The IRS has released new guidance that makes it easier for families to understand when contributions to Trump accounts will trigger gift tax reporting. This safe harbor can allow qualifying contributions to be covered by the annual exclusion and avoid the need to file Form 709, but only if specific conditions are met. The overview below explains those rules in plain language so you can see when your Trump account gifts are comfortably within the IRS’s guidelines.

Why the Gift Tax Safe Harbor Matters

Under normal rules, gifts that the recipient cannot immediately access are often treated as “future interest” gifts, which do not qualify for the annual gift tax exclusion and usually must be reported on Form 709.

The new IRS guidance (Revenue Procedure 2026‑25) creates a safe harbor for certain Trump account contributions. When the donor meets the requirements in a given year:

  • Trump account contributions are treated as completed, non‑future‑interest gifts.
  • The annual exclusion can apply.
◆ ◆ ◆ ◆ ◆
**DIRECTION 1**
Transcribe the gift tax overview word for word, starting at "Under normal rules, gifts" and ending at "completed, non‑future‑interest gifts.".
**DIRECTION 2**
For each statement below, say yes or no according to the gift tax overview, and quote the words from it that decide the answer. (a) The safe harbor comes from Revenue Procedure 2026-25. (b) Future interest gifts qualify for the annual gift tax exclusion. (c) The safe harbor applies to Trump account contributions whether or not any conditions are met.

**DATA PROVIDED**
◆ ◆ ◆ ◆ ◆
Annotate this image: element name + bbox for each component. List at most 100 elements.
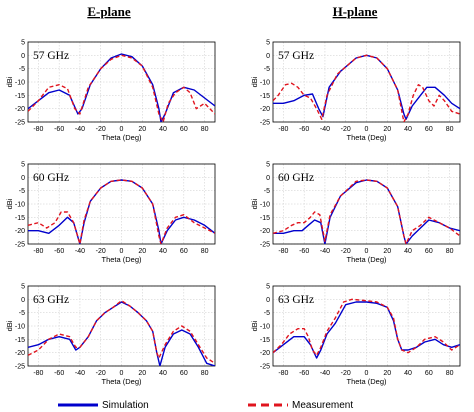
◆ ◆ ◆ ◆ ◆
**CORRECT RESULT 1**
Under normal rules, gifts that the recipient cannot immediately access are often treated as “future interest” gifts, which do not qualify for the annual gift tax exclusion and usually must be reported on Form 709.

The new IRS guidance (Revenue Procedure 2026‑25) creates a safe harbor for certain Trump account contributions. When the donor meets the requirements in a given year:

  • Trump account contributions are treated as completed, non‑future‑interest gifts.

**CORRECT RESULT 2**
(a) Yes: "The new IRS guidance (Revenue Procedure 2026‑25) creates a safe harbor for certain Trump account contributions."
(b) No: "which do not qualify for the annual gift tax exclusion"
(c) No: "but only if specific conditions are met."